SET TASK: Copy all lines that contain the word "background".

EXCERPTED RECORDS:
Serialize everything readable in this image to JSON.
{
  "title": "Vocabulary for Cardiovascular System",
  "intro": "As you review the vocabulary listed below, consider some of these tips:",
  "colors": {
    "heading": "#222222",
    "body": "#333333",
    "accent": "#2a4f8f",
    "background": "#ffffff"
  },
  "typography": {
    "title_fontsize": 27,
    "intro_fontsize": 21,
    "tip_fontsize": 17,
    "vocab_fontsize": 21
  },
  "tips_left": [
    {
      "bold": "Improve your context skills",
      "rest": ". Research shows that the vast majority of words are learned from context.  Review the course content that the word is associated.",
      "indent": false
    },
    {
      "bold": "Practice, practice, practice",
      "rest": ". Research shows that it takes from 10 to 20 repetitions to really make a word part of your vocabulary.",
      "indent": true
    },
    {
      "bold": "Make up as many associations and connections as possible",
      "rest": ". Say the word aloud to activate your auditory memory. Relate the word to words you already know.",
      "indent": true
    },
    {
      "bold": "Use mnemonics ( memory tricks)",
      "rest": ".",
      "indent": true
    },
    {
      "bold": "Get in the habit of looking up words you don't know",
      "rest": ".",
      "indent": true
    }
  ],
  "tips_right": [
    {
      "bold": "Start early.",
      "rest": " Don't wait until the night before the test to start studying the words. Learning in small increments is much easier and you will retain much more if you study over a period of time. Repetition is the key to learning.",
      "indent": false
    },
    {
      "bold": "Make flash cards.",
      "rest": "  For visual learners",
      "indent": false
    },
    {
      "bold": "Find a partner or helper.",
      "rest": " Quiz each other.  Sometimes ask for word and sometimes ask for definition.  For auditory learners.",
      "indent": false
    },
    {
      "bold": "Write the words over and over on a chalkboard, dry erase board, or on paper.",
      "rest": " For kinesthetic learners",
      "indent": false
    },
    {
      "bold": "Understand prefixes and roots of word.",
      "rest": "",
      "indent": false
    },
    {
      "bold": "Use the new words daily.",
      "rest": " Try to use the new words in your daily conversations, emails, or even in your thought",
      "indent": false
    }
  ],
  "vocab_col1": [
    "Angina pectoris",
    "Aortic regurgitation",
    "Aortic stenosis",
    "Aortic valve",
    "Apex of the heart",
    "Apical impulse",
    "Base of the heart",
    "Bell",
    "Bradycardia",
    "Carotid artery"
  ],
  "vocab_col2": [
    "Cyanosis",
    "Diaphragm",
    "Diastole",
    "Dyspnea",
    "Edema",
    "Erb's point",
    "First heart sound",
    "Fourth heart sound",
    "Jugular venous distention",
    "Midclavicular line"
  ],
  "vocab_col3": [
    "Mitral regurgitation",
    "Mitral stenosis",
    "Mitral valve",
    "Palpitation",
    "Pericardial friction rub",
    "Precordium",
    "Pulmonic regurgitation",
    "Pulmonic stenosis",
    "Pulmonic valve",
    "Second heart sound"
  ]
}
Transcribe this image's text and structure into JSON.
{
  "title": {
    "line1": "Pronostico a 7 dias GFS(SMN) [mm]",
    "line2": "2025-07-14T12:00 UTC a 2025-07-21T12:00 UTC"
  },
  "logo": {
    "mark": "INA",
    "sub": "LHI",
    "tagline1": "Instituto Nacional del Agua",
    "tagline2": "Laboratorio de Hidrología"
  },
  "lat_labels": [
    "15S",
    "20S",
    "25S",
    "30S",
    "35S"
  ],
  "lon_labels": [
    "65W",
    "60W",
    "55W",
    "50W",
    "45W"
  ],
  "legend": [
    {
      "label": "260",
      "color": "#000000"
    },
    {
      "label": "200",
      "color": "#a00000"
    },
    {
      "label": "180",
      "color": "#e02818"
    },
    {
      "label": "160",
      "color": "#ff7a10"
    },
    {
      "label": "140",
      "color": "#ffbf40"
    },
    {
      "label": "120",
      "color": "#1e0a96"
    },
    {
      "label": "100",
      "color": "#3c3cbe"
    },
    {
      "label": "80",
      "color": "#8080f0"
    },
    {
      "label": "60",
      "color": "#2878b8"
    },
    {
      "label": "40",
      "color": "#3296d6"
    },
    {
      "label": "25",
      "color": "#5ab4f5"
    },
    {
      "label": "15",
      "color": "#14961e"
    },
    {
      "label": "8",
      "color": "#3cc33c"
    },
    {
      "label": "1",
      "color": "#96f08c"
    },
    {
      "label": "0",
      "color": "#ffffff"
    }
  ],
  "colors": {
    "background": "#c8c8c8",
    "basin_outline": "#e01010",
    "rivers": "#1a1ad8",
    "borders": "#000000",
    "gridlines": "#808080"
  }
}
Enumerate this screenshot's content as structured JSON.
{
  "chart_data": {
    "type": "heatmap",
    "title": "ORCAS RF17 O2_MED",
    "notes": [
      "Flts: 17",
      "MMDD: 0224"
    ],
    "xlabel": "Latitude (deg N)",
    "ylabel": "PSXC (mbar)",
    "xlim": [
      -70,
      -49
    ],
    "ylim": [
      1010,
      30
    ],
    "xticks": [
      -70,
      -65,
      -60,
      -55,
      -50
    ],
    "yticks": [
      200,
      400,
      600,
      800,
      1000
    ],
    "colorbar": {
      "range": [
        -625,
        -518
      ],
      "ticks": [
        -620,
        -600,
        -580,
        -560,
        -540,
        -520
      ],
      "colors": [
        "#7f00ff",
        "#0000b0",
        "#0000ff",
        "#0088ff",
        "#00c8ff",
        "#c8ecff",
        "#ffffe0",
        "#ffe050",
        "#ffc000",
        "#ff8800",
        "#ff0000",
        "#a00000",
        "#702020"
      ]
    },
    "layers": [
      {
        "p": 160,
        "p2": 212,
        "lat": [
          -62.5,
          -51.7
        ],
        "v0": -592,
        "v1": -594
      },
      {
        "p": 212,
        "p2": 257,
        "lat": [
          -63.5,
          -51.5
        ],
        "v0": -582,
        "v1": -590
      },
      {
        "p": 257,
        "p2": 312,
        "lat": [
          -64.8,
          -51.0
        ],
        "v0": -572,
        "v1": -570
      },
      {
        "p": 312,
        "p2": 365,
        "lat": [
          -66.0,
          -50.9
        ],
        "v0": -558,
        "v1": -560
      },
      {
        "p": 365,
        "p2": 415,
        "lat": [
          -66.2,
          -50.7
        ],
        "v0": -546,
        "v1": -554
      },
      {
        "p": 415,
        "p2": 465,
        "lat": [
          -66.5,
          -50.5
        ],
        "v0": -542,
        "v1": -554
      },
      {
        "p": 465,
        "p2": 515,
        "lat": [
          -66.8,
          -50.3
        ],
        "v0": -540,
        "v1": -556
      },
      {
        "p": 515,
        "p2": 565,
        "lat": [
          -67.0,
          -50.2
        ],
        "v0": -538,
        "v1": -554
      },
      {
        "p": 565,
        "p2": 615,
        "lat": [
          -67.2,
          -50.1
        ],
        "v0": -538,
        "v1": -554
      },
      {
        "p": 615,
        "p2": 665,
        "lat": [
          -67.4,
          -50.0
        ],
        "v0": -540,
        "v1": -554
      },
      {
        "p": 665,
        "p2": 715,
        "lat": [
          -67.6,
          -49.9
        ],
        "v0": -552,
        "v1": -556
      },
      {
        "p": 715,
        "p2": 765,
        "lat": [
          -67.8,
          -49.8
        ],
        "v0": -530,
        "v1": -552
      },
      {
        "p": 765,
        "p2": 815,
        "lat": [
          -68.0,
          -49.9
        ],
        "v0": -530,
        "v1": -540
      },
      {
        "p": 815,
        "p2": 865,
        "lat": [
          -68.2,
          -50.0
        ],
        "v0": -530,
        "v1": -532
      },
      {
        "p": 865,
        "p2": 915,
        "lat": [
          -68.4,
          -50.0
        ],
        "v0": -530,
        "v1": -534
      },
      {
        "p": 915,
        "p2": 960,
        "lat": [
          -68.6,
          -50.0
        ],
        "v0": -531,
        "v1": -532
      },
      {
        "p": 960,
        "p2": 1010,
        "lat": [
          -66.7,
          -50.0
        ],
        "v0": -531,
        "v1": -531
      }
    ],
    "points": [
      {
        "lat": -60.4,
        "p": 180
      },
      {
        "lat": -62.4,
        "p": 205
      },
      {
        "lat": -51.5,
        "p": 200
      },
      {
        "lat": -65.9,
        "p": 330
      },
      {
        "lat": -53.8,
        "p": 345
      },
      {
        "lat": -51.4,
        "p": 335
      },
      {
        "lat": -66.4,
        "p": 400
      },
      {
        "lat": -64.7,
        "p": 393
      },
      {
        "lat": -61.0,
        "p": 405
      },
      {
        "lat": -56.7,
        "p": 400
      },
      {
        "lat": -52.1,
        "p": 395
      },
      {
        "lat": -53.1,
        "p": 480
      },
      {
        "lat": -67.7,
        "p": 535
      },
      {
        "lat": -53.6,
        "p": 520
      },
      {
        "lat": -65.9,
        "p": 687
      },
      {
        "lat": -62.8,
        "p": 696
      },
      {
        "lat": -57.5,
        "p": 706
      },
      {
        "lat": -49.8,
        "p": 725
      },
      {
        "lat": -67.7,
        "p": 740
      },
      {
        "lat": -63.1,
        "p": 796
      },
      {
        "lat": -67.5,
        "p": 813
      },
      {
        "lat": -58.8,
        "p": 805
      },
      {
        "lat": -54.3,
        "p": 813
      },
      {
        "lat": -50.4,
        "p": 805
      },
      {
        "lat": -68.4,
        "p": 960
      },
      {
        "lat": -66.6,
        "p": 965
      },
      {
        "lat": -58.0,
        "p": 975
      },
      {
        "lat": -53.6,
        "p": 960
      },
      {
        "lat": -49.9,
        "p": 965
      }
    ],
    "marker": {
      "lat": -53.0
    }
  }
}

RESULT OF THE EXERCISE:
    "background": "#ffffff"
    "background": "#c8c8c8",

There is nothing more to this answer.